**Exercise goal:** Look through the data below. Show each line where the string "편집권을" occurs.

(Collection entries)
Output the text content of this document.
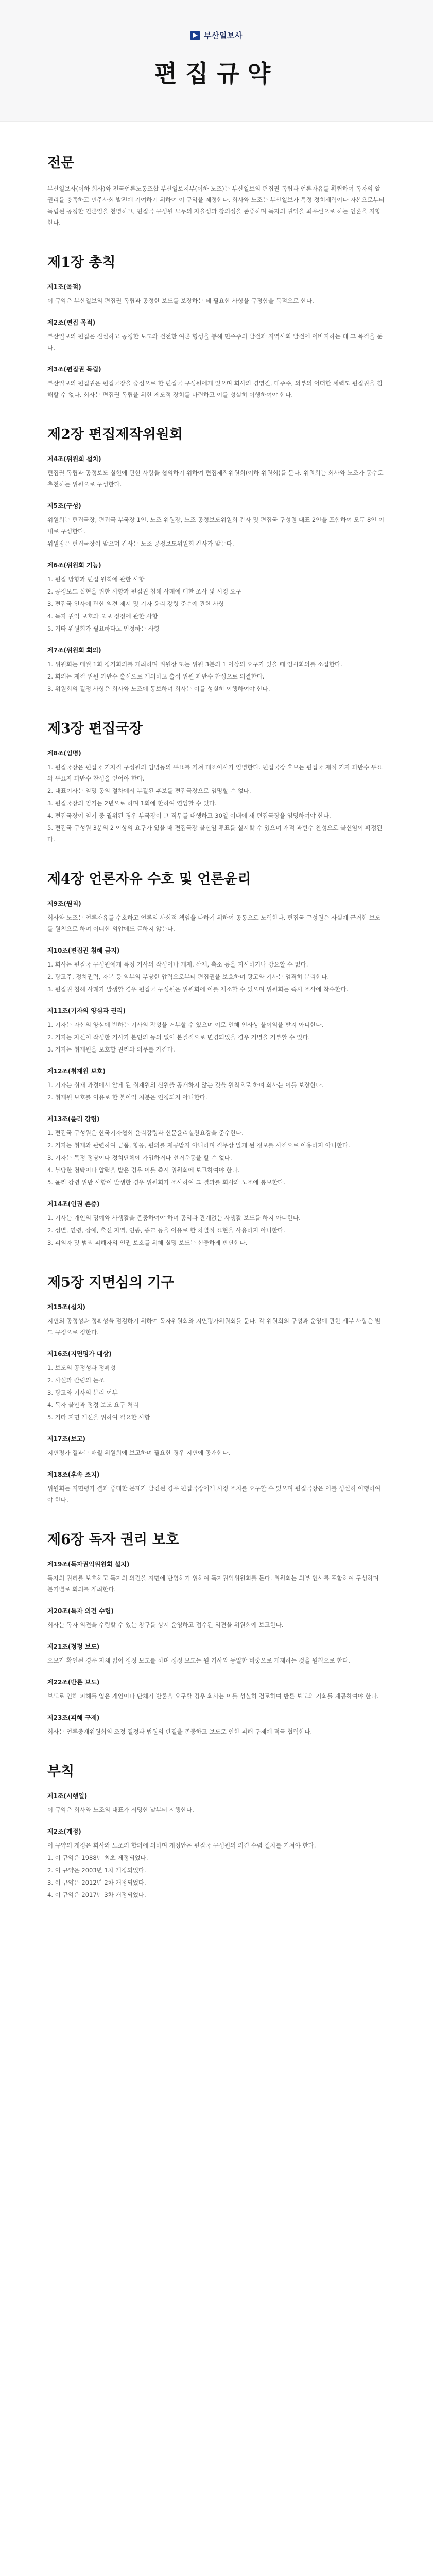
부산일보사
편집규약
전문

부산일보사(이하 회사)와 전국언론노동조합 부산일보지부(이하 노조)는 부산일보의 편집권 독립과 언론자유를 확립하여 독자의 알 권리를 충족하고 민주사회 발전에 기여하기 위하여 이 규약을 제정한다. 회사와 노조는 부산일보가 특정 정치세력이나 자본으로부터 독립된 공정한 언론임을 천명하고, 편집국 구성원 모두의 자율성과 창의성을 존중하며 독자의 권익을 최우선으로 하는 언론을 지향한다.

제1장 총칙
제1조(목적)

이 규약은 부산일보의 편집권 독립과 공정한 보도를 보장하는 데 필요한 사항을 규정함을 목적으로 한다.

제2조(편집 목적)

부산일보의 편집은 진실하고 공정한 보도와 건전한 여론 형성을 통해 민주주의 발전과 지역사회 발전에 이바지하는 데 그 목적을 둔다.

제3조(편집권 독립)

부산일보의 편집권은 편집국장을 중심으로 한 편집국 구성원에게 있으며 회사의 경영진, 대주주, 외부의 어떠한 세력도 편집권을 침해할 수 없다. 회사는 편집권 독립을 위한 제도적 장치를 마련하고 이를 성실히 이행하여야 한다.

제2장 편집제작위원회
제4조(위원회 설치)

편집권 독립과 공정보도 실현에 관한 사항을 협의하기 위하여 편집제작위원회(이하 위원회)를 둔다. 위원회는 회사와 노조가 동수로 추천하는 위원으로 구성한다.

제5조(구성)

위원회는 편집국장, 편집국 부국장 1인, 노조 위원장, 노조 공정보도위원회 간사 및 편집국 구성원 대표 2인을 포함하여 모두 8인 이내로 구성한다.

위원장은 편집국장이 맡으며 간사는 노조 공정보도위원회 간사가 맡는다.

제6조(위원회 기능)

1. 편집 방향과 편집 원칙에 관한 사항

2. 공정보도 실현을 위한 사항과 편집권 침해 사례에 대한 조사 및 시정 요구

3. 편집국 인사에 관한 의견 제시 및 기자 윤리 강령 준수에 관한 사항

4. 독자 권익 보호와 오보 정정에 관한 사항

5. 기타 위원회가 필요하다고 인정하는 사항

제7조(위원회 회의)

1. 위원회는 매월 1회 정기회의를 개최하며 위원장 또는 위원 3분의 1 이상의 요구가 있을 때 임시회의를 소집한다.

2. 회의는 재적 위원 과반수 출석으로 개의하고 출석 위원 과반수 찬성으로 의결한다.

3. 위원회의 결정 사항은 회사와 노조에 통보하며 회사는 이를 성실히 이행하여야 한다.

제3장 편집국장
제8조(임명)

1. 편집국장은 편집국 기자직 구성원의 임명동의 투표를 거쳐 대표이사가 임명한다. 편집국장 후보는 편집국 재적 기자 과반수 투표와 투표자 과반수 찬성을 얻어야 한다.

2. 대표이사는 임명 동의 절차에서 부결된 후보를 편집국장으로 임명할 수 없다.

3. 편집국장의 임기는 2년으로 하며 1회에 한하여 연임할 수 있다.

4. 편집국장이 임기 중 궐위된 경우 부국장이 그 직무를 대행하고 30일 이내에 새 편집국장을 임명하여야 한다.

5. 편집국 구성원 3분의 2 이상의 요구가 있을 때 편집국장 불신임 투표를 실시할 수 있으며 재적 과반수 찬성으로 불신임이 확정된다.

제4장 언론자유 수호 및 언론윤리
제9조(원칙)

회사와 노조는 언론자유를 수호하고 언론의 사회적 책임을 다하기 위하여 공동으로 노력한다. 편집국 구성원은 사실에 근거한 보도를 원칙으로 하며 어떠한 외압에도 굴하지 않는다.

제10조(편집권 침해 금지)

1. 회사는 편집국 구성원에게 특정 기사의 작성이나 게재, 삭제, 축소 등을 지시하거나 강요할 수 없다.

2. 광고주, 정치권력, 자본 등 외부의 부당한 압력으로부터 편집권을 보호하며 광고와 기사는 엄격히 분리한다.

3. 편집권 침해 사례가 발생할 경우 편집국 구성원은 위원회에 이를 제소할 수 있으며 위원회는 즉시 조사에 착수한다.

제11조(기자의 양심과 권리)

1. 기자는 자신의 양심에 반하는 기사의 작성을 거부할 수 있으며 이로 인해 인사상 불이익을 받지 아니한다.

2. 기자는 자신이 작성한 기사가 본인의 동의 없이 본질적으로 변경되었을 경우 기명을 거부할 수 있다.

3. 기자는 취재원을 보호할 권리와 의무를 가진다.

제12조(취재원 보호)

1. 기자는 취재 과정에서 알게 된 취재원의 신원을 공개하지 않는 것을 원칙으로 하며 회사는 이를 보장한다.

2. 취재원 보호를 이유로 한 불이익 처분은 인정되지 아니한다.

제13조(윤리 강령)

1. 편집국 구성원은 한국기자협회 윤리강령과 신문윤리실천요강을 준수한다.

2. 기자는 취재와 관련하여 금품, 향응, 편의를 제공받지 아니하며 직무상 알게 된 정보를 사적으로 이용하지 아니한다.

3. 기자는 특정 정당이나 정치단체에 가입하거나 선거운동을 할 수 없다.

4. 부당한 청탁이나 압력을 받은 경우 이를 즉시 위원회에 보고하여야 한다.

5. 윤리 강령 위반 사항이 발생한 경우 위원회가 조사하여 그 결과를 회사와 노조에 통보한다.

제14조(인권 존중)

1. 기사는 개인의 명예와 사생활을 존중하여야 하며 공익과 관계없는 사생활 보도를 하지 아니한다.

2. 성별, 연령, 장애, 출신 지역, 인종, 종교 등을 이유로 한 차별적 표현을 사용하지 아니한다.

3. 피의자 및 범죄 피해자의 인권 보호를 위해 실명 보도는 신중하게 판단한다.

제5장 지면심의 기구
제15조(설치)

지면의 공정성과 정확성을 점검하기 위하여 독자위원회와 지면평가위원회를 둔다. 각 위원회의 구성과 운영에 관한 세부 사항은 별도 규정으로 정한다.

제16조(지면평가 대상)

1. 보도의 공정성과 정확성

2. 사설과 칼럼의 논조

3. 광고와 기사의 분리 여부

4. 독자 불만과 정정 보도 요구 처리

5. 기타 지면 개선을 위하여 필요한 사항

제17조(보고)

지면평가 결과는 매월 위원회에 보고하며 필요한 경우 지면에 공개한다.

제18조(후속 조치)

위원회는 지면평가 결과 중대한 문제가 발견된 경우 편집국장에게 시정 조치를 요구할 수 있으며 편집국장은 이를 성실히 이행하여야 한다.

제6장 독자 권리 보호
제19조(독자권익위원회 설치)

독자의 권리를 보호하고 독자의 의견을 지면에 반영하기 위하여 독자권익위원회를 둔다. 위원회는 외부 인사를 포함하여 구성하며 분기별로 회의를 개최한다.

제20조(독자 의견 수렴)

회사는 독자 의견을 수렴할 수 있는 창구를 상시 운영하고 접수된 의견을 위원회에 보고한다.

제21조(정정 보도)

오보가 확인된 경우 지체 없이 정정 보도를 하며 정정 보도는 원 기사와 동일한 비중으로 게재하는 것을 원칙으로 한다.

제22조(반론 보도)

보도로 인해 피해를 입은 개인이나 단체가 반론을 요구할 경우 회사는 이를 성실히 검토하여 반론 보도의 기회를 제공하여야 한다.

제23조(피해 구제)

회사는 언론중재위원회의 조정 결정과 법원의 판결을 존중하고 보도로 인한 피해 구제에 적극 협력한다.

부칙
제1조(시행일)

이 규약은 회사와 노조의 대표가 서명한 날부터 시행한다.

제2조(개정)

이 규약의 개정은 회사와 노조의 합의에 의하며 개정안은 편집국 구성원의 의견 수렴 절차를 거쳐야 한다.

1. 이 규약은 1988년 최초 제정되었다.

2. 이 규약은 2003년 1차 개정되었다.

3. 이 규약은 2012년 2차 개정되었다.

4. 이 규약은 2017년 3차 개정되었다.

**The response:**
부산일보의 편집권은 편집국장을 중심으로 한 편집국 구성원에게 있으며 회사의 경영진, 대주주, 외부의 어떠한 세력도 편집권을 침해할 수 없다. 회사는 편집권 독립을 위한 제도적 장치를 마련하고 이를 성실히 이행하여야 한다.
2. 광고주, 정치권력, 자본 등 외부의 부당한 압력으로부터 편집권을 보호하며 광고와 기사는 엄격히 분리한다.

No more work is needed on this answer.